> **Work to do**:
1 - For the Christmas Eve memoir, decide whether each statement agrees with the text, answering yes or no and quoting the words that settle it: (a) The writer and Rosie went out for Chinese food on Christmas Day. (b) The table was lit by candles during that Christmas Eve dinner. (c) Flannery favored stuffing made with walnuts.
2 - Reproduce the Christmas Eve memoir word for word from "My sister, of" to "popped in red.".

My niece Ruby was nine months old for her first Christmas. My sister, Flannery, and Ruby came over for a Christmas Eve supper with me and my daughter, Rosie.
Rosie and I had a few Christmas traditions. We tried to visit relatives over Thanksgiving because we preferred to spend Christmas in our own home. This had the added benefit of avoiding the Christmas fights. We had Cornish game hens for dinner on Christmas Eve. We went out for Chinese food on Christmas Day. Some years we spent time with friends but we always spent a lot of quiet time together, just the two of us.
My sister had decided that she and Ruby would spend their first Christmas Day alone together so they had come over for Christmas Eve supper. I served stuffed game hens. We probably exchanged gifts that evening but I don't remember presents.
I remember the moments when we sat down to dinner. My daughter, my sister and my niece were like shimmering orbs around my table. I was aglow with my love for them and their love for me. I remember noting that my daughter was more vibrant than usual. I remember noting that Rosie loved having my sister and my niece join us. I loved Flannery and Ruby deeply but I found myself loving them just a little bit more that evening as I noted Rosie's joy to be with them. Sometimes we went to friends' homes for Christmas dinner but I think this was the first time Rosie and I had Christmas company. And what special guests! In my mind's eye, we had candlelight but I don't think we actually did. I think my memories glow because of love, not candlelight. I was happy, full of love, as I sat down to that Christmas Eve dinner with three people I loved so much.
Having a baby around is always bliss. Ruby was at a peak of perfect plumpness. I think of how many nativity paintings have a radiant light focussed on the Christ child. All babies glow like this for me and Ruby was alive with radiant joy. My daughter, now thirty two, still dazzles me with her radiance when I think of her. Come to think of it, all the people I love glow for me.
My sister, of course, was also in a bliss state. How could she be anything else when she had baby Ruby in her arms?
We had dressed up for this dinner. As I write this, I am really having a great time. In my mind's eye, I keep looking from Rosie to Flannery to Ruby, then back to Rosie, around and around, noting the radiance in each of these women as they sat around my table, loving them with all my heart. I had this experience at the time as well, looking loving at each of my beloveds around that table. Rosie, a high school freshman, was doing a spiky thing with mousse in her hair. She was wearing a brown velvet dress. Flannery was a picture perfect madonna, with her thick, blonde hair and red-lipsticked lips. And Ruby. Ruby wore red, a precious jewel in any color but she popped in red.
They were all beautiful. I loved and love all of them so much.
We began eating, all of us chattering happily. The meal was not very fancy. My big flourish had been to place a few tablespoons of stuffing in each of the three tiny birds. We joked about that stuffing. It was delicious but it seemed like such a lot of trouble for such a small return. Digging it out of the tiny birds for such a tiny reward. Two tablespoons, maybe three. We talked about stuffing recipes. Flannery was partial to stuffing with chestnuts. I was partial to stuffing with walnuts. Rosie was fussy, sliding into her eating disorder but I didn't know that yet, liked her stuffing plain: bread and seasoning, no onions, no celery. The stuffing this night was plain one of my gifts to Rosie. We were all happy to have it the way Annie liked it. Stuffing, stuffing, stuffing. We had a lot to say about stuffing.

> **Supplied data**:
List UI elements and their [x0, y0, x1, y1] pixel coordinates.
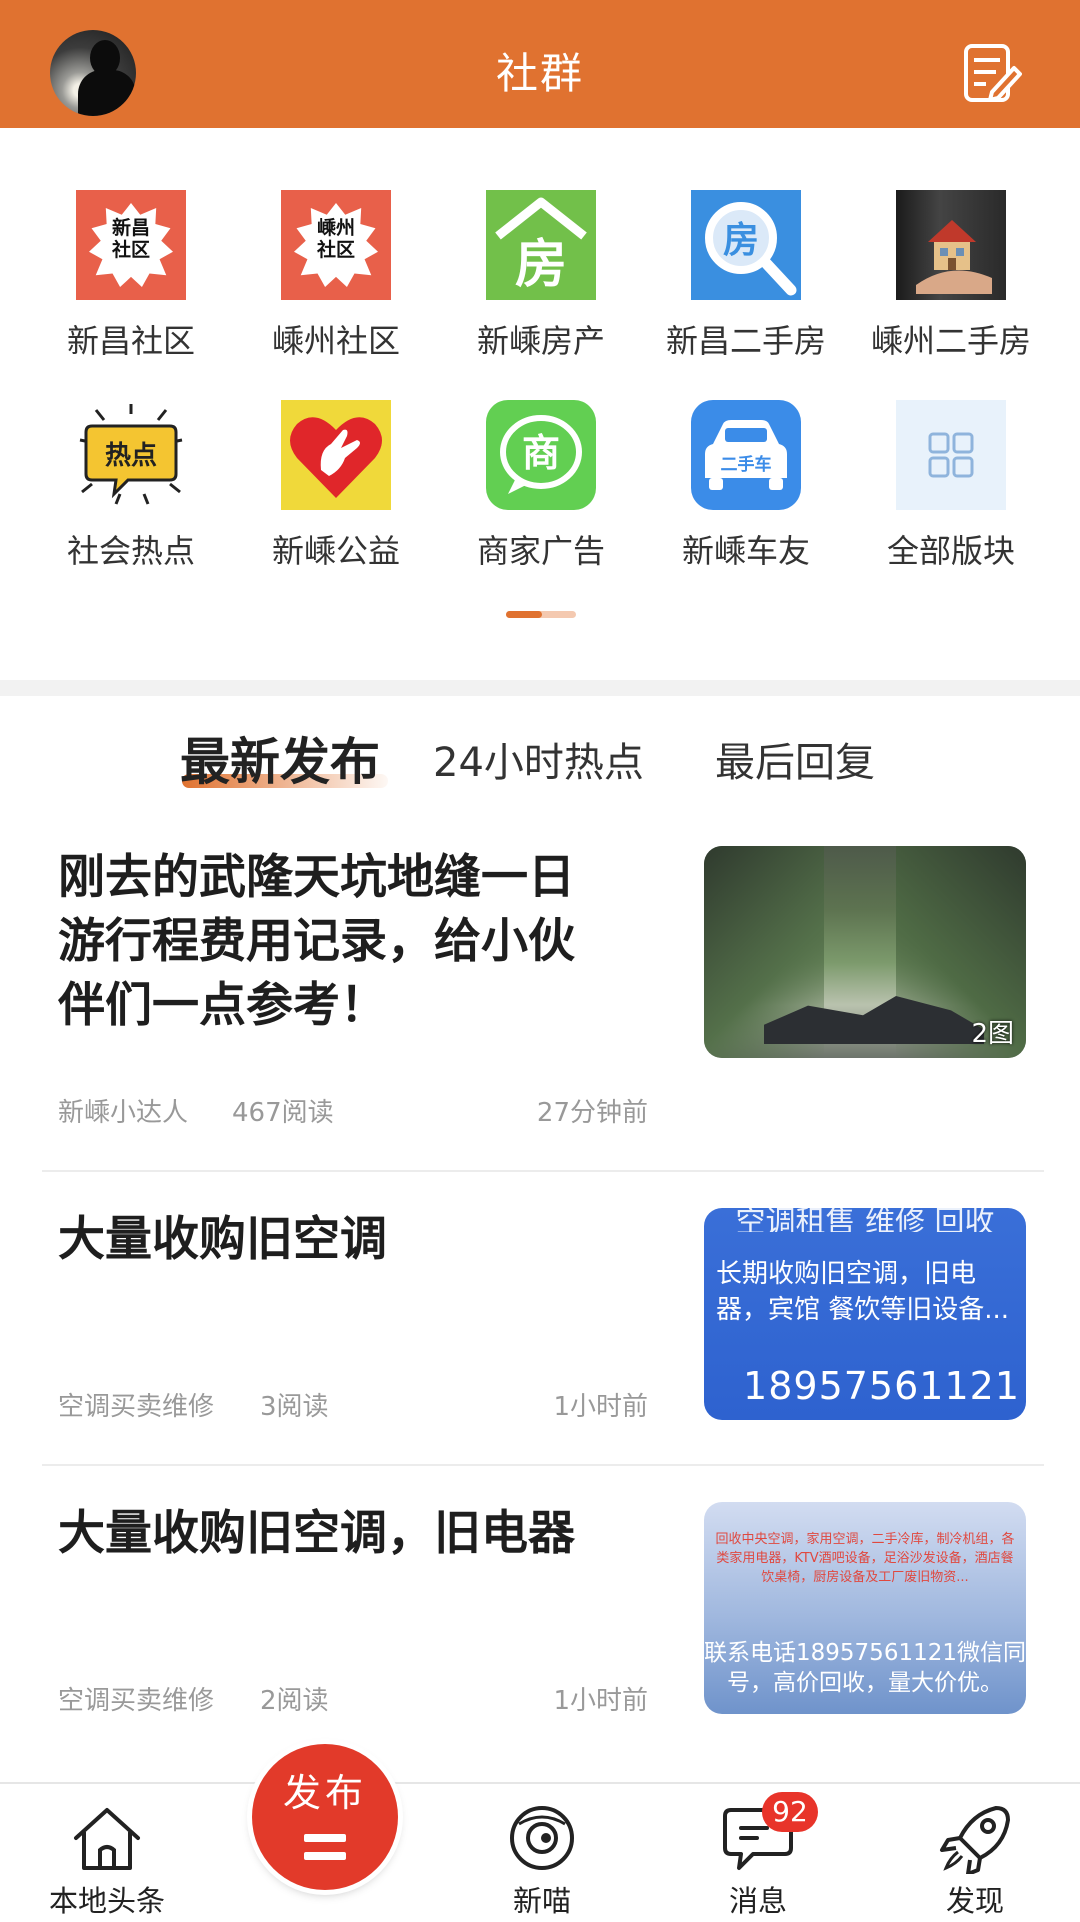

> **Answers to the tasks**:
1 -
(a) Yes: "We went out for Chinese food on Christmas Day."
(b) No: "In my mind's eye, we had candlelight but I don't think we actually did."
(c) No: "Flannery was partial to stuffing with chestnuts."

2 -
My sister, of course, was also in a bliss state. How could she be anything else when she had baby Ruby in her arms?
We had dressed up for this dinner. As I write this, I am really having a great time. In my mind's eye, I keep looking from Rosie to Flannery to Ruby, then back to Rosie, around and around, noting the radiance in each of these women as they sat around my table, loving them with all my heart. I had this experience at the time as well, looking loving at each of my beloveds around that table. Rosie, a high school freshman, was doing a spiky thing with mousse in her hair. She was wearing a brown velvet dress. Flannery was a picture perfect madonna, with her thick, blonde hair and red-lipsticked lips. And Ruby. Ruby wore red, a precious jewel in any color but she popped in red.